(Saved data entries)
+ + +

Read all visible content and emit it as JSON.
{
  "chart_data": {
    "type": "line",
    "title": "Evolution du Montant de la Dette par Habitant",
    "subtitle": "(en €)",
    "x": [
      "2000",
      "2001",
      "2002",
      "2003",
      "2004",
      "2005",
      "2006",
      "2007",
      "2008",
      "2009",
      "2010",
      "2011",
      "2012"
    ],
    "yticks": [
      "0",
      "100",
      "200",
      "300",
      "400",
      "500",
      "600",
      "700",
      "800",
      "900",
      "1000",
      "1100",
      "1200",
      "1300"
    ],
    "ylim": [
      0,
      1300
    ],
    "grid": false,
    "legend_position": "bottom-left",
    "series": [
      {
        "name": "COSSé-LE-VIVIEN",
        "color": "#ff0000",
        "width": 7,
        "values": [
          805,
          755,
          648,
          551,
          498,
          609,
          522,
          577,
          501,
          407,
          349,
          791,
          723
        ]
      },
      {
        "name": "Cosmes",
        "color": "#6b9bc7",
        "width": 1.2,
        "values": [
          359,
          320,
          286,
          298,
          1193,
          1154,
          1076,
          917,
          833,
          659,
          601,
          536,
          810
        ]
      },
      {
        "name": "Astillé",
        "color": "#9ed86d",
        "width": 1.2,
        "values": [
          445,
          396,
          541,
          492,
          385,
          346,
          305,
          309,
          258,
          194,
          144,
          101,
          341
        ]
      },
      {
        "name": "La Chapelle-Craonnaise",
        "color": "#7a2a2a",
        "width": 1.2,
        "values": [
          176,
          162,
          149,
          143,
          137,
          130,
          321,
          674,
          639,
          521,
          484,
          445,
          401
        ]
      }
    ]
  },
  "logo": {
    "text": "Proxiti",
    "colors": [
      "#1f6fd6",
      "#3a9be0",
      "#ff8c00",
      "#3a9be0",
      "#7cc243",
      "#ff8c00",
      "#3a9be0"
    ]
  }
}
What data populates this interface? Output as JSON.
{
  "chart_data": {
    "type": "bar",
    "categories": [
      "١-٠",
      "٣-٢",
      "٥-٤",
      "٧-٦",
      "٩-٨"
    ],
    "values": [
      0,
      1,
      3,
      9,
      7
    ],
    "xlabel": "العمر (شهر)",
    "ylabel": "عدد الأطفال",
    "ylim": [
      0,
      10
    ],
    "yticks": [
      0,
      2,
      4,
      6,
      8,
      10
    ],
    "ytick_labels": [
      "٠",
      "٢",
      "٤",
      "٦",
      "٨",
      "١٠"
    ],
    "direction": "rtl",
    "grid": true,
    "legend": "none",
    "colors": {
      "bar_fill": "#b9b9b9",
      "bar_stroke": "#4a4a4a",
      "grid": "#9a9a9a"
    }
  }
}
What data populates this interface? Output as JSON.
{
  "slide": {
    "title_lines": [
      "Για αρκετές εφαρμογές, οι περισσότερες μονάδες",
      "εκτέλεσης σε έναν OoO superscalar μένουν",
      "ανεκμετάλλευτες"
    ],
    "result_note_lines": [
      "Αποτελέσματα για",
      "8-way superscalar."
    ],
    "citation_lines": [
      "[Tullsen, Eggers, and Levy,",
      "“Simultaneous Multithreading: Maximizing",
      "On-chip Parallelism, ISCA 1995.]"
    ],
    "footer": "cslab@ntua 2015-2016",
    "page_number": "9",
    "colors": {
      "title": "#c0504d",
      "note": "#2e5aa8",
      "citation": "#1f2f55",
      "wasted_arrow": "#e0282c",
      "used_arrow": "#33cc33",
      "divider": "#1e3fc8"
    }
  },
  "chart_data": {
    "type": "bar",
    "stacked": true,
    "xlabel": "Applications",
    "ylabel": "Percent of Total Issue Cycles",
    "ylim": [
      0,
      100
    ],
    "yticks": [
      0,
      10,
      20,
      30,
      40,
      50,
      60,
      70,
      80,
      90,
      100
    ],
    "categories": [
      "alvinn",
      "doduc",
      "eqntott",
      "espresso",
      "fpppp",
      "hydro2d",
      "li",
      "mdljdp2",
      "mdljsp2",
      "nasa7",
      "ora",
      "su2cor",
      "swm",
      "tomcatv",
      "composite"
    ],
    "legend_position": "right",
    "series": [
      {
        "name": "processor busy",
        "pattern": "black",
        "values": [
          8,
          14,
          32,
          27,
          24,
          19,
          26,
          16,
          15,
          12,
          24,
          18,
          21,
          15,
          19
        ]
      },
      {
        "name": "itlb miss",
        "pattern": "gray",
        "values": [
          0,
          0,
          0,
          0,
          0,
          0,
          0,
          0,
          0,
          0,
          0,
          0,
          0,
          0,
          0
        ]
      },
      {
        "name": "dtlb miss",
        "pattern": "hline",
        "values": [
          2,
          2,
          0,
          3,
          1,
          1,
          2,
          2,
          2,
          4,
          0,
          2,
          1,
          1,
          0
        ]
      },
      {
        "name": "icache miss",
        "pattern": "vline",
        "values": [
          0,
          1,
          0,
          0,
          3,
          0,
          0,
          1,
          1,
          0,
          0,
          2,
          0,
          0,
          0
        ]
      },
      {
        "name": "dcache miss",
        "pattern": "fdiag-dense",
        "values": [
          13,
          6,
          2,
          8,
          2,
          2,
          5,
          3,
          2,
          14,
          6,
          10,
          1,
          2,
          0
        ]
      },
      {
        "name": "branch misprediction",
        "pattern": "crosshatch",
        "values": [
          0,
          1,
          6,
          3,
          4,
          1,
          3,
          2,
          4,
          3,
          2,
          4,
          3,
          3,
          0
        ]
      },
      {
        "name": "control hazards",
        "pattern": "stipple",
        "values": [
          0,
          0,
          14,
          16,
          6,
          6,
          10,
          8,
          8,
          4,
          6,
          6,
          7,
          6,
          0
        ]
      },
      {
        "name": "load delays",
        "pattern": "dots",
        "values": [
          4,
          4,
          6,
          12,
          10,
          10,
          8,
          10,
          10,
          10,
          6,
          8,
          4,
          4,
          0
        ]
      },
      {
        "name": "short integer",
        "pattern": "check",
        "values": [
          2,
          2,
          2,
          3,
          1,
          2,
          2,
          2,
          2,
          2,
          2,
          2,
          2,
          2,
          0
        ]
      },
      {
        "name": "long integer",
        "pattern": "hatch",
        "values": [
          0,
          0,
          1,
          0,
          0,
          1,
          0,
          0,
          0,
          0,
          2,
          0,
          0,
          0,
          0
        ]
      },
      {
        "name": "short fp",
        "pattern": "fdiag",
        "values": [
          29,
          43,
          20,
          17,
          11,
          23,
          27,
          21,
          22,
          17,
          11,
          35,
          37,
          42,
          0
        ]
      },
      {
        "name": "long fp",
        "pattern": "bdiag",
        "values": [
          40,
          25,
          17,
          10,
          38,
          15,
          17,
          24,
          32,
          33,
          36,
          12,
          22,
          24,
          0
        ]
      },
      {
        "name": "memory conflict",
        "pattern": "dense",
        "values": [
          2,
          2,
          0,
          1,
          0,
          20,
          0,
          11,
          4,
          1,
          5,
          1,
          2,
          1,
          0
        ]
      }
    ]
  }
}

+ + +

Transcribe the records above exactly as they appear.

Read all visible content and emit it as JSON.
{
  "chart_data": {
    "type": "line",
    "title": "Evolution du Montant de la Dette par Habitant",
    "subtitle": "(en €)",
    "x": [
      "2000",
      "2001",
      "2002",
      "2003",
      "2004",
      "2005",
      "2006",
      "2007",
      "2008",
      "2009",
      "2010",
      "2011",
      "2012"
    ],
    "yticks": [
      "0",
      "100",
      "200",
      "300",
      "400",
      "500",
      "600",
      "700",
      "800",
      "900",
      "1000",
      "1100",
      "1200",
      "1300"
    ],
    "ylim": [
      0,
      1300
    ],
    "grid": false,
    "legend_position": "bottom-left",
    "series": [
      {
        "name": "COSSé-LE-VIVIEN",
        "color": "#ff0000",
        "width": 7,
        "values": [
          805,
          755,
          648,
          551,
          498,
          609,
          522,
          577,
          501,
          407,
          349,
          791,
          723
        ]
      },
      {
        "name": "Cosmes",
        "color": "#6b9bc7",
        "width": 1.2,
        "values": [
          359,
          320,
          286,
          298,
          1193,
          1154,
          1076,
          917,
          833,
          659,
          601,
          536,
          810
        ]
      },
      {
        "name": "Astillé",
        "color": "#9ed86d",
        "width": 1.2,
        "values": [
          445,
          396,
          541,
          492,
          385,
          346,
          305,
          309,
          258,
          194,
          144,
          101,
          341
        ]
      },
      {
        "name": "La Chapelle-Craonnaise",
        "color": "#7a2a2a",
        "width": 1.2,
        "values": [
          176,
          162,
          149,
          143,
          137,
          130,
          321,
          674,
          639,
          521,
          484,
          445,
          401
        ]
      }
    ]
  },
  "logo": {
    "text": "Proxiti",
    "colors": [
      "#1f6fd6",
      "#3a9be0",
      "#ff8c00",
      "#3a9be0",
      "#7cc243",
      "#ff8c00",
      "#3a9be0"
    ]
  }
}
What data populates this interface? Output as JSON.
{
  "chart_data": {
    "type": "bar",
    "categories": [
      "١-٠",
      "٣-٢",
      "٥-٤",
      "٧-٦",
      "٩-٨"
    ],
    "values": [
      0,
      1,
      3,
      9,
      7
    ],
    "xlabel": "العمر (شهر)",
    "ylabel": "عدد الأطفال",
    "ylim": [
      0,
      10
    ],
    "yticks": [
      0,
      2,
      4,
      6,
      8,
      10
    ],
    "ytick_labels": [
      "٠",
      "٢",
      "٤",
      "٦",
      "٨",
      "١٠"
    ],
    "direction": "rtl",
    "grid": true,
    "legend": "none",
    "colors": {
      "bar_fill": "#b9b9b9",
      "bar_stroke": "#4a4a4a",
      "grid": "#9a9a9a"
    }
  }
}
What data populates this interface? Output as JSON.
{
  "slide": {
    "title_lines": [
      "Για αρκετές εφαρμογές, οι περισσότερες μονάδες",
      "εκτέλεσης σε έναν OoO superscalar μένουν",
      "ανεκμετάλλευτες"
    ],
    "result_note_lines": [
      "Αποτελέσματα για",
      "8-way superscalar."
    ],
    "citation_lines": [
      "[Tullsen, Eggers, and Levy,",
      "“Simultaneous Multithreading: Maximizing",
      "On-chip Parallelism, ISCA 1995.]"
    ],
    "footer": "cslab@ntua 2015-2016",
    "page_number": "9",
    "colors": {
      "title": "#c0504d",
      "note": "#2e5aa8",
      "citation": "#1f2f55",
      "wasted_arrow": "#e0282c",
      "used_arrow": "#33cc33",
      "divider": "#1e3fc8"
    }
  },
  "chart_data": {
    "type": "bar",
    "stacked": true,
    "xlabel": "Applications",
    "ylabel": "Percent of Total Issue Cycles",
    "ylim": [
      0,
      100
    ],
    "yticks": [
      0,
      10,
      20,
      30,
      40,
      50,
      60,
      70,
      80,
      90,
      100
    ],
    "categories": [
      "alvinn",
      "doduc",
      "eqntott",
      "espresso",
      "fpppp",
      "hydro2d",
      "li",
      "mdljdp2",
      "mdljsp2",
      "nasa7",
      "ora",
      "su2cor",
      "swm",
      "tomcatv",
      "composite"
    ],
    "legend_position": "right",
    "series": [
      {
        "name": "processor busy",
        "pattern": "black",
        "values": [
          8,
          14,
          32,
          27,
          24,
          19,
          26,
          16,
          15,
          12,
          24,
          18,
          21,
          15,
          19
        ]
      },
      {
        "name": "itlb miss",
        "pattern": "gray",
        "values": [
          0,
          0,
          0,
          0,
          0,
          0,
          0,
          0,
          0,
          0,
          0,
          0,
          0,
          0,
          0
        ]
      },
      {
        "name": "dtlb miss",
        "pattern": "hline",
        "values": [
          2,
          2,
          0,
          3,
          1,
          1,
          2,
          2,
          2,
          4,
          0,
          2,
          1,
          1,
          0
        ]
      },
      {
        "name": "icache miss",
        "pattern": "vline",
        "values": [
          0,
          1,
          0,
          0,
          3,
          0,
          0,
          1,
          1,
          0,
          0,
          2,
          0,
          0,
          0
        ]
      },
      {
        "name": "dcache miss",
        "pattern": "fdiag-dense",
        "values": [
          13,
          6,
          2,
          8,
          2,
          2,
          5,
          3,
          2,
          14,
          6,
          10,
          1,
          2,
          0
        ]
      },
      {
        "name": "branch misprediction",
        "pattern": "crosshatch",
        "values": [
          0,
          1,
          6,
          3,
          4,
          1,
          3,
          2,
          4,
          3,
          2,
          4,
          3,
          3,
          0
        ]
      },
      {
        "name": "control hazards",
        "pattern": "stipple",
        "values": [
          0,
          0,
          14,
          16,
          6,
          6,
          10,
          8,
          8,
          4,
          6,
          6,
          7,
          6,
          0
        ]
      },
      {
        "name": "load delays",
        "pattern": "dots",
        "values": [
          4,
          4,
          6,
          12,
          10,
          10,
          8,
          10,
          10,
          10,
          6,
          8,
          4,
          4,
          0
        ]
      },
      {
        "name": "short integer",
        "pattern": "check",
        "values": [
          2,
          2,
          2,
          3,
          1,
          2,
          2,
          2,
          2,
          2,
          2,
          2,
          2,
          2,
          0
        ]
      },
      {
        "name": "long integer",
        "pattern": "hatch",
        "values": [
          0,
          0,
          1,
          0,
          0,
          1,
          0,
          0,
          0,
          0,
          2,
          0,
          0,
          0,
          0
        ]
      },
      {
        "name": "short fp",
        "pattern": "fdiag",
        "values": [
          29,
          43,
          20,
          17,
          11,
          23,
          27,
          21,
          22,
          17,
          11,
          35,
          37,
          42,
          0
        ]
      },
      {
        "name": "long fp",
        "pattern": "bdiag",
        "values": [
          40,
          25,
          17,
          10,
          38,
          15,
          17,
          24,
          32,
          33,
          36,
          12,
          22,
          24,
          0
        ]
      },
      {
        "name": "memory conflict",
        "pattern": "dense",
        "values": [
          2,
          2,
          0,
          1,
          0,
          20,
          0,
          11,
          4,
          1,
          5,
          1,
          2,
          1,
          0
        ]
      }
    ]
  }
}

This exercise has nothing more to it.